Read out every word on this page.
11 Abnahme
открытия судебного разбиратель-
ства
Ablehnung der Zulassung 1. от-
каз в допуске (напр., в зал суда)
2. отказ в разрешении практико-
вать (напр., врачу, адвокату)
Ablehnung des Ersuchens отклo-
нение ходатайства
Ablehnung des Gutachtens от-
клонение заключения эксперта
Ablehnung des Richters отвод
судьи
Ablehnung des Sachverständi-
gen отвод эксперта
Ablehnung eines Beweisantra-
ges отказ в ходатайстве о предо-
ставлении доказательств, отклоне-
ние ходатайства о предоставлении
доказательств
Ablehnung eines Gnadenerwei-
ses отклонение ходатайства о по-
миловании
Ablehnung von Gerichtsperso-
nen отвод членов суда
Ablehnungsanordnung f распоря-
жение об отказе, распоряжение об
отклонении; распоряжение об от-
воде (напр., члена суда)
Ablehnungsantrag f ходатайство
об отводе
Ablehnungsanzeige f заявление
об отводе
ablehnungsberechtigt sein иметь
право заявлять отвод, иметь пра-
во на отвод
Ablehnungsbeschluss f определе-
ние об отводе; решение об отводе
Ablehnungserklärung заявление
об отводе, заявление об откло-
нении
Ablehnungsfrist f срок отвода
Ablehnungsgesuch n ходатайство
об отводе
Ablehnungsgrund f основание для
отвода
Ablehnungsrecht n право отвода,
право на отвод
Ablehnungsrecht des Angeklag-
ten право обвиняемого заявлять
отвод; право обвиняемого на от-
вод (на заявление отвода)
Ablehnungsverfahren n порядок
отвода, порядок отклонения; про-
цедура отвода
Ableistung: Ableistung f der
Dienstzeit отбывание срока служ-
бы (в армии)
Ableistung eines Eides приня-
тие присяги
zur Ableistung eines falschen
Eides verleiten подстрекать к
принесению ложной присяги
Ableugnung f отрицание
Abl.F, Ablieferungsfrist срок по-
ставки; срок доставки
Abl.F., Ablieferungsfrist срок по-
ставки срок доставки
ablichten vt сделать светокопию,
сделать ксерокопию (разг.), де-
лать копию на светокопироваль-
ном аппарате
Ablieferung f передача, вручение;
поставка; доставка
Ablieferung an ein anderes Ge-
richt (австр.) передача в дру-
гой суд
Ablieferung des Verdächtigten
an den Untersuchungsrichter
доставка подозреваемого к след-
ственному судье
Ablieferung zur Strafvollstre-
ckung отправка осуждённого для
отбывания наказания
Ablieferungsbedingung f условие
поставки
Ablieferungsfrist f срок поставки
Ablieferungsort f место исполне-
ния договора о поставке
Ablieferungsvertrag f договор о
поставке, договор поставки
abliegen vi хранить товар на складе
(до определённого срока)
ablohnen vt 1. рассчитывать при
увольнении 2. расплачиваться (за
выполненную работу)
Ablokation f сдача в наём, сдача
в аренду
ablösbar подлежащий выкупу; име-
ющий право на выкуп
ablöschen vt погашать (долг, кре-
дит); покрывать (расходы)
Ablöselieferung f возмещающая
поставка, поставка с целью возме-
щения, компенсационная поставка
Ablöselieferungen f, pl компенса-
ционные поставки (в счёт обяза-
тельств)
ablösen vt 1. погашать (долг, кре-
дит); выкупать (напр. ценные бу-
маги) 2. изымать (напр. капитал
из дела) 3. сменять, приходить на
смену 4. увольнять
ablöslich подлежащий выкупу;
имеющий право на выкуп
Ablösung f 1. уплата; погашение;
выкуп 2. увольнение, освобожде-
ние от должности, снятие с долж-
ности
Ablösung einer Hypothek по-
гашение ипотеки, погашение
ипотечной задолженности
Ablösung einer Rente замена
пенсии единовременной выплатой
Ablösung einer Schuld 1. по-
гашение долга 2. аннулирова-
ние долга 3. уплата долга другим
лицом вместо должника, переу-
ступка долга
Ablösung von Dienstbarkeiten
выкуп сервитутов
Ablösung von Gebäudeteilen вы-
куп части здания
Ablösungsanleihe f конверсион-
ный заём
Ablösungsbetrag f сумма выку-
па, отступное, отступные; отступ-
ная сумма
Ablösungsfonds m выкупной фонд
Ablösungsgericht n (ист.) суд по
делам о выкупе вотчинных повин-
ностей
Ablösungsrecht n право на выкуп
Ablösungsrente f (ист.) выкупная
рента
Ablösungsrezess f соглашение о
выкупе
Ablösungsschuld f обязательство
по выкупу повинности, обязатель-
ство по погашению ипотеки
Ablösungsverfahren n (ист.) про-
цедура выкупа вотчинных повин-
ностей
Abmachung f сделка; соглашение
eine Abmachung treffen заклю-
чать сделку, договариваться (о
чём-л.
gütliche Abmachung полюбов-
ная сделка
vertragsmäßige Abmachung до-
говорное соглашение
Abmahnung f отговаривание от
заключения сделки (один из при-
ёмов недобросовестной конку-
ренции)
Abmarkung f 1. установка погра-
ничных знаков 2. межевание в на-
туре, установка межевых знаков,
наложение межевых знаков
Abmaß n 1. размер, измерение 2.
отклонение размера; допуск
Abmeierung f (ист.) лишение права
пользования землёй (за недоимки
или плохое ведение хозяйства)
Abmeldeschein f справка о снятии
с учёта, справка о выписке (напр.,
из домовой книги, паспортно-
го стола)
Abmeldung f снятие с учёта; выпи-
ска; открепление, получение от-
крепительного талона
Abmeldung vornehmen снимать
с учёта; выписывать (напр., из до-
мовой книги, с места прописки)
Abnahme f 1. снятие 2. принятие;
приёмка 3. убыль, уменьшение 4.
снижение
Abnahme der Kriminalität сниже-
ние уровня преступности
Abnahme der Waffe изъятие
◆ ◆ ◆ ◆ ◆
■ **WORK TO DO**: Repeat the material from above exactly, word for word.

■ **ANSWER TO THE PROBLEM**:
Read out every word on this page.
11 Abnahme
открытия судебного разбиратель-
ства
Ablehnung der Zulassung 1. от-
каз в допуске (напр., в зал суда)
2. отказ в разрешении практико-
вать (напр., врачу, адвокату)
Ablehnung des Ersuchens отклo-
нение ходатайства
Ablehnung des Gutachtens от-
клонение заключения эксперта
Ablehnung des Richters отвод
судьи
Ablehnung des Sachverständi-
gen отвод эксперта
Ablehnung eines Beweisantra-
ges отказ в ходатайстве о предо-
ставлении доказательств, отклоне-
ние ходатайства о предоставлении
доказательств
Ablehnung eines Gnadenerwei-
ses отклонение ходатайства о по-
миловании
Ablehnung von Gerichtsperso-
nen отвод членов суда
Ablehnungsanordnung f распоря-
жение об отказе, распоряжение об
отклонении; распоряжение об от-
воде (напр., члена суда)
Ablehnungsantrag f ходатайство
об отводе
Ablehnungsanzeige f заявление
об отводе
ablehnungsberechtigt sein иметь
право заявлять отвод, иметь пра-
во на отвод
Ablehnungsbeschluss f определе-
ние об отводе; решение об отводе
Ablehnungserklärung заявление
об отводе, заявление об откло-
нении
Ablehnungsfrist f срок отвода
Ablehnungsgesuch n ходатайство
об отводе
Ablehnungsgrund f основание для
отвода
Ablehnungsrecht n право отвода,
право на отвод
Ablehnungsrecht des Angeklag-
ten право обвиняемого заявлять
отвод; право обвиняемого на от-
вод (на заявление отвода)
Ablehnungsverfahren n порядок
отвода, порядок отклонения; про-
цедура отвода
Ableistung: Ableistung f der
Dienstzeit отбывание срока служ-
бы (в армии)
Ableistung eines Eides приня-
тие присяги
zur Ableistung eines falschen
Eides verleiten подстрекать к
принесению ложной присяги
Ableugnung f отрицание
Abl.F, Ablieferungsfrist срок по-
ставки; срок доставки
Abl.F., Ablieferungsfrist срок по-
ставки срок доставки
ablichten vt сделать светокопию,
сделать ксерокопию (разг.), де-
лать копию на светокопироваль-
ном аппарате
Ablieferung f передача, вручение;
поставка; доставка
Ablieferung an ein anderes Ge-
richt (австр.) передача в дру-
гой суд
Ablieferung des Verdächtigten
an den Untersuchungsrichter
доставка подозреваемого к след-
ственному судье
Ablieferung zur Strafvollstre-
ckung отправка осуждённого для
отбывания наказания
Ablieferungsbedingung f условие
поставки
Ablieferungsfrist f срок поставки
Ablieferungsort f место исполне-
ния договора о поставке
Ablieferungsvertrag f договор о
поставке, договор поставки
abliegen vi хранить товар на складе
(до определённого срока)
ablohnen vt 1. рассчитывать при
увольнении 2. расплачиваться (за
выполненную работу)
Ablokation f сдача в наём, сдача
в аренду
ablösbar подлежащий выкупу; име-
ющий право на выкуп
ablöschen vt погашать (долг, кре-
дит); покрывать (расходы)
Ablöselieferung f возмещающая
поставка, поставка с целью возме-
щения, компенсационная поставка
Ablöselieferungen f, pl компенса-
ционные поставки (в счёт обяза-
тельств)
ablösen vt 1. погашать (долг, кре-
дит); выкупать (напр. ценные бу-
маги) 2. изымать (напр. капитал
из дела) 3. сменять, приходить на
смену 4. увольнять
ablöslich подлежащий выкупу;
имеющий право на выкуп
Ablösung f 1. уплата; погашение;
выкуп 2. увольнение, освобожде-
ние от должности, снятие с долж-
ности
Ablösung einer Hypothek по-
гашение ипотеки, погашение
ипотечной задолженности
Ablösung einer Rente замена
пенсии единовременной выплатой
Ablösung einer Schuld 1. по-
гашение долга 2. аннулирова-
ние долга 3. уплата долга другим
лицом вместо должника, переу-
ступка долга
Ablösung von Dienstbarkeiten
выкуп сервитутов
Ablösung von Gebäudeteilen вы-
куп части здания
Ablösungsanleihe f конверсион-
ный заём
Ablösungsbetrag f сумма выку-
па, отступное, отступные; отступ-
ная сумма
Ablösungsfonds m выкупной фонд
Ablösungsgericht n (ист.) суд по
делам о выкупе вотчинных повин-
ностей
Ablösungsrecht n право на выкуп
Ablösungsrente f (ист.) выкупная
рента
Ablösungsrezess f соглашение о
выкупе
Ablösungsschuld f обязательство
по выкупу повинности, обязатель-
ство по погашению ипотеки
Ablösungsverfahren n (ист.) про-
цедура выкупа вотчинных повин-
ностей
Abmachung f сделка; соглашение
eine Abmachung treffen заклю-
чать сделку, договариваться (о
чём-л.
gütliche Abmachung полюбов-
ная сделка
vertragsmäßige Abmachung до-
говорное соглашение
Abmahnung f отговаривание от
заключения сделки (один из при-
ёмов недобросовестной конку-
ренции)
Abmarkung f 1. установка погра-
ничных знаков 2. межевание в на-
туре, установка межевых знаков,
наложение межевых знаков
Abmaß n 1. размер, измерение 2.
отклонение размера; допуск
Abmeierung f (ист.) лишение права
пользования землёй (за недоимки
или плохое ведение хозяйства)
Abmeldeschein f справка о снятии
с учёта, справка о выписке (напр.,
из домовой книги, паспортно-
го стола)
Abmeldung f снятие с учёта; выпи-
ска; открепление, получение от-
крепительного талона
Abmeldung vornehmen снимать
с учёта; выписывать (напр., из до-
мовой книги, с места прописки)
Abnahme f 1. снятие 2. принятие;
приёмка 3. убыль, уменьшение 4.
снижение
Abnahme der Kriminalität сниже-
ние уровня преступности
Abnahme der Waffe изъятие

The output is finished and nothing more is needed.